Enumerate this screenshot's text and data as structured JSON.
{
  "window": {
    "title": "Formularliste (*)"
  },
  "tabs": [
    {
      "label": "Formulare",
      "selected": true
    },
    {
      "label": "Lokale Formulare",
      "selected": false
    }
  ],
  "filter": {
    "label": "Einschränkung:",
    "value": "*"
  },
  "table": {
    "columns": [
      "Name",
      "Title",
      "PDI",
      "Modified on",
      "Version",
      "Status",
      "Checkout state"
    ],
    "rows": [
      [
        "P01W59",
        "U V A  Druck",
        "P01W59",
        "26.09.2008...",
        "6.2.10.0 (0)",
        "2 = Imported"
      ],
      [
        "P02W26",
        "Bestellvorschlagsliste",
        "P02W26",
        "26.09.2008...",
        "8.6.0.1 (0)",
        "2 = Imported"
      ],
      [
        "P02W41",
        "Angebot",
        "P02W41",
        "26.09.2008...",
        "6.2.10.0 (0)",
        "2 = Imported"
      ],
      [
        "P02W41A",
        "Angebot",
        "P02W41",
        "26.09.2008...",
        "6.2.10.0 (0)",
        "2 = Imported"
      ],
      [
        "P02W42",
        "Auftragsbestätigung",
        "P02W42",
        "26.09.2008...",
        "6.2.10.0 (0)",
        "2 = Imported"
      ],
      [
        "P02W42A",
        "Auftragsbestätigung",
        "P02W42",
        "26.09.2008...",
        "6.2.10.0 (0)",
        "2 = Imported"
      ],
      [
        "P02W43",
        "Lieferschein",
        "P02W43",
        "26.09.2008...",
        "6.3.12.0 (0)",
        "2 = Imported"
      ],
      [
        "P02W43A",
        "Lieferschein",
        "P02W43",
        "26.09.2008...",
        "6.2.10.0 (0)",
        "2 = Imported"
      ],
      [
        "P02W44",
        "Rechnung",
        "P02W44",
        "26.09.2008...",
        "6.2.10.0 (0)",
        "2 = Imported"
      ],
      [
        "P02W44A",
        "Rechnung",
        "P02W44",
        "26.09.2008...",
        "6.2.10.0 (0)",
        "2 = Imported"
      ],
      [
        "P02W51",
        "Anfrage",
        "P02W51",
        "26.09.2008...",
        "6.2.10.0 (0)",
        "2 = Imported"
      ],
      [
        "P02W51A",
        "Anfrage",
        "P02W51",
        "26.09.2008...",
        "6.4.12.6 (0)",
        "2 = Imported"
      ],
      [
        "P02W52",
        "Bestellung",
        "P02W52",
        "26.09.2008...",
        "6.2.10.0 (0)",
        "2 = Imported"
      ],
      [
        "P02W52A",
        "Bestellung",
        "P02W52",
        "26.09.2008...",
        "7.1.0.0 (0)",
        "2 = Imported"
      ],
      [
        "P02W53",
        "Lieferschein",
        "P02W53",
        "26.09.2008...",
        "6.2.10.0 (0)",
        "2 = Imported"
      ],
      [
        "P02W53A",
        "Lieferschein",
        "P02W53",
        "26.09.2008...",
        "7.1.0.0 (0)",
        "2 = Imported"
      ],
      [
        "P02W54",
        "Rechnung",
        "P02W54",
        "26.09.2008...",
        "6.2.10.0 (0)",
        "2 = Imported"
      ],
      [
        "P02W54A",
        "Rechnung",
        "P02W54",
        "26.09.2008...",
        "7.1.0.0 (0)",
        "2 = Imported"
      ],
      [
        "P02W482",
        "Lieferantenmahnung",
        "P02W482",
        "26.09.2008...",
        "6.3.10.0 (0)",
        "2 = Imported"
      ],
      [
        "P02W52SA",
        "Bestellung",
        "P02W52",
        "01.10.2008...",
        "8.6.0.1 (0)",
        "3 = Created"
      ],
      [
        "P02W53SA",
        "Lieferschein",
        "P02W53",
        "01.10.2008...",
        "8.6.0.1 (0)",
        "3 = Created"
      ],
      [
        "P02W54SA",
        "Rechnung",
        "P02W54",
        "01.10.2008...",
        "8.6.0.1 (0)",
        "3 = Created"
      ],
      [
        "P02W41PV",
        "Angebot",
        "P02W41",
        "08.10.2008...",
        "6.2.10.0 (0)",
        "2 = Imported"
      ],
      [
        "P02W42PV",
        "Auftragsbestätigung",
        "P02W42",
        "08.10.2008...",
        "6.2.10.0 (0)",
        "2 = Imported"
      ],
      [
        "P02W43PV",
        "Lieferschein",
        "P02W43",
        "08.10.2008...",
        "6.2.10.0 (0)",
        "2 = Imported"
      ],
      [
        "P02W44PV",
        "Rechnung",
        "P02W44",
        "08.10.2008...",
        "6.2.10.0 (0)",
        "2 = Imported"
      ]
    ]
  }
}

» Work to complete
Print back all the lines verbatim.

» Written answer
Enumerate this screenshot's text and data as structured JSON.
{
  "window": {
    "title": "Formularliste (*)"
  },
  "tabs": [
    {
      "label": "Formulare",
      "selected": true
    },
    {
      "label": "Lokale Formulare",
      "selected": false
    }
  ],
  "filter": {
    "label": "Einschränkung:",
    "value": "*"
  },
  "table": {
    "columns": [
      "Name",
      "Title",
      "PDI",
      "Modified on",
      "Version",
      "Status",
      "Checkout state"
    ],
    "rows": [
      [
        "P01W59",
        "U V A  Druck",
        "P01W59",
        "26.09.2008...",
        "6.2.10.0 (0)",
        "2 = Imported"
      ],
      [
        "P02W26",
        "Bestellvorschlagsliste",
        "P02W26",
        "26.09.2008...",
        "8.6.0.1 (0)",
        "2 = Imported"
      ],
      [
        "P02W41",
        "Angebot",
        "P02W41",
        "26.09.2008...",
        "6.2.10.0 (0)",
        "2 = Imported"
      ],
      [
        "P02W41A",
        "Angebot",
        "P02W41",
        "26.09.2008...",
        "6.2.10.0 (0)",
        "2 = Imported"
      ],
      [
        "P02W42",
        "Auftragsbestätigung",
        "P02W42",
        "26.09.2008...",
        "6.2.10.0 (0)",
        "2 = Imported"
      ],
      [
        "P02W42A",
        "Auftragsbestätigung",
        "P02W42",
        "26.09.2008...",
        "6.2.10.0 (0)",
        "2 = Imported"
      ],
      [
        "P02W43",
        "Lieferschein",
        "P02W43",
        "26.09.2008...",
        "6.3.12.0 (0)",
        "2 = Imported"
      ],
      [
        "P02W43A",
        "Lieferschein",
        "P02W43",
        "26.09.2008...",
        "6.2.10.0 (0)",
        "2 = Imported"
      ],
      [
        "P02W44",
        "Rechnung",
        "P02W44",
        "26.09.2008...",
        "6.2.10.0 (0)",
        "2 = Imported"
      ],
      [
        "P02W44A",
        "Rechnung",
        "P02W44",
        "26.09.2008...",
        "6.2.10.0 (0)",
        "2 = Imported"
      ],
      [
        "P02W51",
        "Anfrage",
        "P02W51",
        "26.09.2008...",
        "6.2.10.0 (0)",
        "2 = Imported"
      ],
      [
        "P02W51A",
        "Anfrage",
        "P02W51",
        "26.09.2008...",
        "6.4.12.6 (0)",
        "2 = Imported"
      ],
      [
        "P02W52",
        "Bestellung",
        "P02W52",
        "26.09.2008...",
        "6.2.10.0 (0)",
        "2 = Imported"
      ],
      [
        "P02W52A",
        "Bestellung",
        "P02W52",
        "26.09.2008...",
        "7.1.0.0 (0)",
        "2 = Imported"
      ],
      [
        "P02W53",
        "Lieferschein",
        "P02W53",
        "26.09.2008...",
        "6.2.10.0 (0)",
        "2 = Imported"
      ],
      [
        "P02W53A",
        "Lieferschein",
        "P02W53",
        "26.09.2008...",
        "7.1.0.0 (0)",
        "2 = Imported"
      ],
      [
        "P02W54",
        "Rechnung",
        "P02W54",
        "26.09.2008...",
        "6.2.10.0 (0)",
        "2 = Imported"
      ],
      [
        "P02W54A",
        "Rechnung",
        "P02W54",
        "26.09.2008...",
        "7.1.0.0 (0)",
        "2 = Imported"
      ],
      [
        "P02W482",
        "Lieferantenmahnung",
        "P02W482",
        "26.09.2008...",
        "6.3.10.0 (0)",
        "2 = Imported"
      ],
      [
        "P02W52SA",
        "Bestellung",
        "P02W52",
        "01.10.2008...",
        "8.6.0.1 (0)",
        "3 = Created"
      ],
      [
        "P02W53SA",
        "Lieferschein",
        "P02W53",
        "01.10.2008...",
        "8.6.0.1 (0)",
        "3 = Created"
      ],
      [
        "P02W54SA",
        "Rechnung",
        "P02W54",
        "01.10.2008...",
        "8.6.0.1 (0)",
        "3 = Created"
      ],
      [
        "P02W41PV",
        "Angebot",
        "P02W41",
        "08.10.2008...",
        "6.2.10.0 (0)",
        "2 = Imported"
      ],
      [
        "P02W42PV",
        "Auftragsbestätigung",
        "P02W42",
        "08.10.2008...",
        "6.2.10.0 (0)",
        "2 = Imported"
      ],
      [
        "P02W43PV",
        "Lieferschein",
        "P02W43",
        "08.10.2008...",
        "6.2.10.0 (0)",
        "2 = Imported"
      ],
      [
        "P02W44PV",
        "Rechnung",
        "P02W44",
        "08.10.2008...",
        "6.2.10.0 (0)",
        "2 = Imported"
      ]
    ]
  }
}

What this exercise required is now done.